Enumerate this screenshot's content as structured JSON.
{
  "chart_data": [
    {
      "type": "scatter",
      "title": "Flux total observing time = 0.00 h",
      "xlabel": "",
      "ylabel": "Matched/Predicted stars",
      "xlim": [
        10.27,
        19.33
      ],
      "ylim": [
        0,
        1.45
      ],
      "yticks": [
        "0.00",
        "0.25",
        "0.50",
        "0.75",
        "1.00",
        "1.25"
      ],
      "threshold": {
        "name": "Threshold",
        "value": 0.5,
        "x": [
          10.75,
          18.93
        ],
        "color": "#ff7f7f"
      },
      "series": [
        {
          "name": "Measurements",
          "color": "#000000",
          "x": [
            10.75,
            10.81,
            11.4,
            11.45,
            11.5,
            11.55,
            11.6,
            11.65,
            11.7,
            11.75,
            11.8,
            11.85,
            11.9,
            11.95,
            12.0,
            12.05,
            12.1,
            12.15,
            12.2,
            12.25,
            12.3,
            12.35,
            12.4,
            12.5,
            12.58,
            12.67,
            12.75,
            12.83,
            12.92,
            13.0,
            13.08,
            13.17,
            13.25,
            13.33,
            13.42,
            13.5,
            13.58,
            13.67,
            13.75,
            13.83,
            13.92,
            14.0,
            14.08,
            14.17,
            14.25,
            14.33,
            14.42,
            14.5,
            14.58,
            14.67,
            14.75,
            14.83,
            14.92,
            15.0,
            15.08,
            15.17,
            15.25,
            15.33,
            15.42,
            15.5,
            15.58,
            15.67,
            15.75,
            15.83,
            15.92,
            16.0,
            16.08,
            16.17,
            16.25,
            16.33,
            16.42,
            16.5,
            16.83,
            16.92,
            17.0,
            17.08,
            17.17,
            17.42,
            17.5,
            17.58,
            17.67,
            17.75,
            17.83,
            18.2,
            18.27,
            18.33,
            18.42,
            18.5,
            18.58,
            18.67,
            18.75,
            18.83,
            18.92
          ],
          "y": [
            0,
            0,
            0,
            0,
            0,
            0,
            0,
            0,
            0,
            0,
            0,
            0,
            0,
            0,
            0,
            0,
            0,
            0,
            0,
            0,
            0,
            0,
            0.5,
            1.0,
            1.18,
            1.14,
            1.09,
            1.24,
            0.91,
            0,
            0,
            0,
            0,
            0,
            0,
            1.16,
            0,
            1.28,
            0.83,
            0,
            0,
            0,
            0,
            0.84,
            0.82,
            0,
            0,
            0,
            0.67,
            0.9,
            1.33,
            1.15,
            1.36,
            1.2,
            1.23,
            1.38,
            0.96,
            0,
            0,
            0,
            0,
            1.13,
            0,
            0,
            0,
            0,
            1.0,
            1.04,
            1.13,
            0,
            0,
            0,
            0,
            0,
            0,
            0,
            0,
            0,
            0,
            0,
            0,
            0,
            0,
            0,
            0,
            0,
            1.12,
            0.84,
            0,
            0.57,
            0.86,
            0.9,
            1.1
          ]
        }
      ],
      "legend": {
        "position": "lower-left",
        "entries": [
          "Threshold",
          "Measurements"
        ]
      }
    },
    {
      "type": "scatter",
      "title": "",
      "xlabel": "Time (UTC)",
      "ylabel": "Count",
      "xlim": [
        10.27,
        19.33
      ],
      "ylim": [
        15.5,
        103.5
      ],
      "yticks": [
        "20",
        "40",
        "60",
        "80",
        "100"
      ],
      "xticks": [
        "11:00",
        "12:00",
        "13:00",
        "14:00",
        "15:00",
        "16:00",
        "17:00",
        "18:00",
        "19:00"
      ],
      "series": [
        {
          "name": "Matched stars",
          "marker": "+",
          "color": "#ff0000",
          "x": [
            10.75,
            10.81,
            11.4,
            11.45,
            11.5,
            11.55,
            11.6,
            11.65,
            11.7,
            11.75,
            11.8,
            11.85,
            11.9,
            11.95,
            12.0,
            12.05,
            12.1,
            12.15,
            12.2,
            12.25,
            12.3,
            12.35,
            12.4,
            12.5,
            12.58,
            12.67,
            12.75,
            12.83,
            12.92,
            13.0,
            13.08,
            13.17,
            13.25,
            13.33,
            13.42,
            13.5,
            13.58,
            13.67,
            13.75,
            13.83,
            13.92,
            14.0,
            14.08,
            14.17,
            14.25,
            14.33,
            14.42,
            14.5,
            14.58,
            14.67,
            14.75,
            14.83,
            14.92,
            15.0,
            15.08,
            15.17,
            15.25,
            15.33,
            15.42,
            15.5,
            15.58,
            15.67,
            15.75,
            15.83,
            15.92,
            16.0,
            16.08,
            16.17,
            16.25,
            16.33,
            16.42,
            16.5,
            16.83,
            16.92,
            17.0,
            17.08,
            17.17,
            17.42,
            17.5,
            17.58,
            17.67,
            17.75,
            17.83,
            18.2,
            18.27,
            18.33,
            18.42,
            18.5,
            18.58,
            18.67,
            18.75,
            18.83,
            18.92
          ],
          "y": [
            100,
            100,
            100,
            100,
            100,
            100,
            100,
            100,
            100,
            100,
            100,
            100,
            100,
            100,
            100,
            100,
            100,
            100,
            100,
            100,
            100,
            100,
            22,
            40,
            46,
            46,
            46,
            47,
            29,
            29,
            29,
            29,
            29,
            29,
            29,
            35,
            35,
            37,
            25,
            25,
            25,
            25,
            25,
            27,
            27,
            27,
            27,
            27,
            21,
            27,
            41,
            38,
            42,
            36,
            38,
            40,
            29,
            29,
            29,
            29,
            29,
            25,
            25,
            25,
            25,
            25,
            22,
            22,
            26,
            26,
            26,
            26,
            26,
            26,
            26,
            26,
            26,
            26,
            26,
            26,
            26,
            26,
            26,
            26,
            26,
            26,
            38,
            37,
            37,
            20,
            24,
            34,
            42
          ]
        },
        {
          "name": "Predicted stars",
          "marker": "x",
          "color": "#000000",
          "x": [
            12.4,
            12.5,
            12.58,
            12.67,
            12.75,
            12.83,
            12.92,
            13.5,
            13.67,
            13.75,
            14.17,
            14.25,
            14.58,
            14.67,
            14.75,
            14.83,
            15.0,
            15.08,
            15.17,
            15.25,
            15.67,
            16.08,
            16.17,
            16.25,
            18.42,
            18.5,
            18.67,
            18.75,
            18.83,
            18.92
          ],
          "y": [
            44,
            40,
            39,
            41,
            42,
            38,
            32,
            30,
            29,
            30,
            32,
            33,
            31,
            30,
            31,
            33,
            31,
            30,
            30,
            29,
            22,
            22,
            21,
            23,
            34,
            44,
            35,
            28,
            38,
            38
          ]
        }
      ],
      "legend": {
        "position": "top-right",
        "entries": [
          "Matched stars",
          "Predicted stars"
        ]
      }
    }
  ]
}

#### Goal of the exercise
Where a line above contains the word "color", copy that line.

#### Solution to the problem
        "color": "#ff7f7f"
          "color": "#000000",
          "color": "#ff0000",
          "color": "#000000",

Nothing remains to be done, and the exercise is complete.